QUESTIONS ON THE MATERIAL:
a – Duplicate the part of the courgette passage between "When the FareShare" and "salt and pepper.", inclusive.
b – Translate this sentence from the courgette passage into Spanish: "Try this tasty courgette and red pepper soup to mix up your lunchtime."

SOURCE PASSAGE:
It’s courgette season at the moment.

Vitamin-rich and a great source of fibre, these versatile vegetables are a regular sight in the FareShare South West vans at this time of year.

They grow well in the UK, and can typically be harvested from June right through to the first frosts in October.

As any kitchen gardener will know, one plant can produce an awful lot of courgettes - so farmers and retailers will often find themselves with a surplus.

When the FareShare South West team know to expect a lot of one kind of veg, they often share recipes with members to help them get creative. The team here are big fans of simply slicing them thinly or grating, frying with garlic and tossing over pasta with some cheese.

Try this tasty courgette and red pepper soup to mix up your lunchtime.

Ingredients: 3 courgettes, chopped | 4 red peppers, seeds removed and sliced | 1 onion, chopped | 2 cloves garlic, chopped | 2 tablespoons of butter or oil | veg stock or water | salt and pepper.

MATERIAL PROVIDED:
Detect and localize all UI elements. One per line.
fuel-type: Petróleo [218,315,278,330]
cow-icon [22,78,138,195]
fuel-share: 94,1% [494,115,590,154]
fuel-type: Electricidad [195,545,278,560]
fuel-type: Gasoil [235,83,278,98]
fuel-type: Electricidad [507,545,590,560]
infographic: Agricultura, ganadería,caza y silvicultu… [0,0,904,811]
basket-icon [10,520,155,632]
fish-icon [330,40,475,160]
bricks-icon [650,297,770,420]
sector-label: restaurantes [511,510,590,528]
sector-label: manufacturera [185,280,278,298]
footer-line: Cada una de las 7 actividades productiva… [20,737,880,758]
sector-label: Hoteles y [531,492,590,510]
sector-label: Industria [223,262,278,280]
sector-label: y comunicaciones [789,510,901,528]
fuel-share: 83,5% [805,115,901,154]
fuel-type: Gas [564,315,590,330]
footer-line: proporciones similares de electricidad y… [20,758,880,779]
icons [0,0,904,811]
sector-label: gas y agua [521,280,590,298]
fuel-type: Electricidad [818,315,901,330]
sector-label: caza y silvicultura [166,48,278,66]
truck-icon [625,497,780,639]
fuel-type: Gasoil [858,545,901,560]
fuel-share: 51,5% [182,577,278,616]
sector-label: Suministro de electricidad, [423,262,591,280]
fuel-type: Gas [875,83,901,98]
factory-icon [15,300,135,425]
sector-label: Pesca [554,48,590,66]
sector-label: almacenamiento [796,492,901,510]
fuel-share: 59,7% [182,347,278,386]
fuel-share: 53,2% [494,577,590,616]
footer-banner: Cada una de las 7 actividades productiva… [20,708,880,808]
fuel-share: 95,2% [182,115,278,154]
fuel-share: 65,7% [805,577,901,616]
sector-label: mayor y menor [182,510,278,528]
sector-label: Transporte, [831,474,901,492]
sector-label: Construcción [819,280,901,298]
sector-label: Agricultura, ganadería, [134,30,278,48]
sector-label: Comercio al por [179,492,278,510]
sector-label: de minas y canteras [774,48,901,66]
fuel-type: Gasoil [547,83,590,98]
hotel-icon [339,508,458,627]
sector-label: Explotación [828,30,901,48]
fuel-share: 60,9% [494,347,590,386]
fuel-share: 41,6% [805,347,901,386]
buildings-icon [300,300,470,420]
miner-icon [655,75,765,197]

ANSWERS PROVIDED:
a –
When the FareShare South West team know to expect a lot of one kind of veg, they often share recipes with members to help them get creative. The team here are big fans of simply slicing them thinly or grating, frying with garlic and tossing over pasta with some cheese.

Try this tasty courgette and red pepper soup to mix up your lunchtime.

Ingredients: 3 courgettes, chopped | 4 red peppers, seeds removed and sliced | 1 onion, chopped | 2 cloves garlic, chopped | 2 tablespoons of butter or oil | veg stock or water | salt and pepper.

b – Prueba esta sabrosa sopa de calabacín y pimiento rojo para variar tu almuerzo.